Directive:
Determine which lines contain the word "home", then copy those lines.

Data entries

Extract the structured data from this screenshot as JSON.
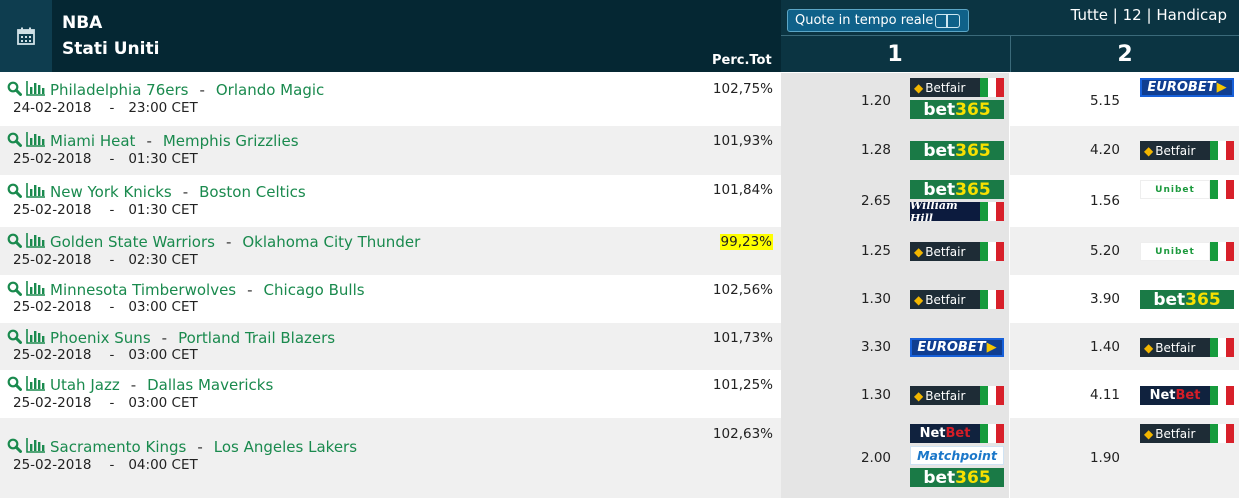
{
  "header": {
    "league": "NBA",
    "country": "Stati Uniti",
    "perc_label": "Perc.Tot",
    "live_button": "Quote in tempo reale",
    "filters": [
      "Tutte",
      "12",
      "Handicap"
    ],
    "filter_sep": "|",
    "col1": "1",
    "col2": "2"
  },
  "colors": {
    "header_bg": "#052733",
    "team_link": "#1a8a4e",
    "highlight": "#ffff00"
  },
  "rows": [
    {
      "home": "Philadelphia 76ers",
      "away": "Orlando Magic",
      "date": "24-02-2018",
      "time": "23:00 CET",
      "perc": "102,75%",
      "odd1": "1.20",
      "book1": [
        "Betfair",
        "bet365"
      ],
      "odd2": "5.15",
      "book2": [
        "EUROBET"
      ]
    },
    {
      "home": "Miami Heat",
      "away": "Memphis Grizzlies",
      "date": "25-02-2018",
      "time": "01:30 CET",
      "perc": "101,93%",
      "odd1": "1.28",
      "book1": [
        "bet365"
      ],
      "odd2": "4.20",
      "book2": [
        "Betfair"
      ]
    },
    {
      "home": "New York Knicks",
      "away": "Boston Celtics",
      "date": "25-02-2018",
      "time": "01:30 CET",
      "perc": "101,84%",
      "odd1": "2.65",
      "book1": [
        "bet365",
        "William Hill"
      ],
      "odd2": "1.56",
      "book2": [
        "Unibet"
      ]
    },
    {
      "home": "Golden State Warriors",
      "away": "Oklahoma City Thunder",
      "date": "25-02-2018",
      "time": "02:30 CET",
      "perc": "99,23%",
      "highlight": true,
      "odd1": "1.25",
      "book1": [
        "Betfair"
      ],
      "odd2": "5.20",
      "book2": [
        "Unibet"
      ]
    },
    {
      "home": "Minnesota Timberwolves",
      "away": "Chicago Bulls",
      "date": "25-02-2018",
      "time": "03:00 CET",
      "perc": "102,56%",
      "odd1": "1.30",
      "book1": [
        "Betfair"
      ],
      "odd2": "3.90",
      "book2": [
        "bet365"
      ]
    },
    {
      "home": "Phoenix Suns",
      "away": "Portland Trail Blazers",
      "date": "25-02-2018",
      "time": "03:00 CET",
      "perc": "101,73%",
      "odd1": "3.30",
      "book1": [
        "EUROBET"
      ],
      "odd2": "1.40",
      "book2": [
        "Betfair"
      ]
    },
    {
      "home": "Utah Jazz",
      "away": "Dallas Mavericks",
      "date": "25-02-2018",
      "time": "03:00 CET",
      "perc": "101,25%",
      "odd1": "1.30",
      "book1": [
        "Betfair"
      ],
      "odd2": "4.11",
      "book2": [
        "NetBet"
      ]
    },
    {
      "home": "Sacramento Kings",
      "away": "Los Angeles Lakers",
      "date": "25-02-2018",
      "time": "04:00 CET",
      "perc": "102,63%",
      "odd1": "2.00",
      "book1": [
        "NetBet",
        "Matchpoint",
        "bet365"
      ],
      "odd2": "1.90",
      "book2": [
        "Betfair"
      ]
    }
  ]
}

Written response:
      "home": "Philadelphia 76ers",
      "home": "Miami Heat",
      "home": "New York Knicks",
      "home": "Golden State Warriors",
      "home": "Minnesota Timberwolves",
      "home": "Phoenix Suns",
      "home": "Utah Jazz",
      "home": "Sacramento Kings",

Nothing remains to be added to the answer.